§ EXERCISE BRIEF: Please work out how many lines in the material contain "JSON" and give only that figure.

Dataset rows
%%
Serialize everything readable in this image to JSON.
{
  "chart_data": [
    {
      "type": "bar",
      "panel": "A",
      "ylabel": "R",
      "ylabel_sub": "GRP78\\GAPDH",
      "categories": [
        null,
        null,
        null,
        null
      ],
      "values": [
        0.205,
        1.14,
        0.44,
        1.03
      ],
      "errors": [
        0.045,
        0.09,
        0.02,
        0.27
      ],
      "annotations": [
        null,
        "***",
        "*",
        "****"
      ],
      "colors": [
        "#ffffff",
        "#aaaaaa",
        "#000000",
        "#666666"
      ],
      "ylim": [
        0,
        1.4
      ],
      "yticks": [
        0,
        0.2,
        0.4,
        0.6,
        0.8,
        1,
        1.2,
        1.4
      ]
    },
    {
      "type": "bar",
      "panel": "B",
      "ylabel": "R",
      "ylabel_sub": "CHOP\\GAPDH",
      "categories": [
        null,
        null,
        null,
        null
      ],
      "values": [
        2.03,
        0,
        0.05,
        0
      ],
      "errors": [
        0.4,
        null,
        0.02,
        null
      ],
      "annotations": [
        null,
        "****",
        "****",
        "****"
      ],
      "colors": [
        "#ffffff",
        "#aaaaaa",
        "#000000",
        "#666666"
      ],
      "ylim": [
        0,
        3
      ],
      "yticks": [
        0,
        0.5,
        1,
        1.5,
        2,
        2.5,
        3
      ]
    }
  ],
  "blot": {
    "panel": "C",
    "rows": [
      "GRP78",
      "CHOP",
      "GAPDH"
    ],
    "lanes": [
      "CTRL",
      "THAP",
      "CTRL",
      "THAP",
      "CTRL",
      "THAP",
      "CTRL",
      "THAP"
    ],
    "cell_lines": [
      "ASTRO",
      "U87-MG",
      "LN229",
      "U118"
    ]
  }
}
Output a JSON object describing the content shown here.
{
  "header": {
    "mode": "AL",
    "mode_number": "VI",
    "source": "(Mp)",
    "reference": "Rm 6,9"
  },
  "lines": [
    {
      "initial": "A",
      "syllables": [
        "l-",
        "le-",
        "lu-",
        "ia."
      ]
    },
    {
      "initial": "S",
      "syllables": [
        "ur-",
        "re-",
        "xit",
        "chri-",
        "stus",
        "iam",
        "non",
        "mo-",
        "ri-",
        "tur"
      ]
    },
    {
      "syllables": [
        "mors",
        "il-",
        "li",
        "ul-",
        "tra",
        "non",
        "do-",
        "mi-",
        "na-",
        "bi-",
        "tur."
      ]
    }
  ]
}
%%
§ EXERCISE RESULT: 2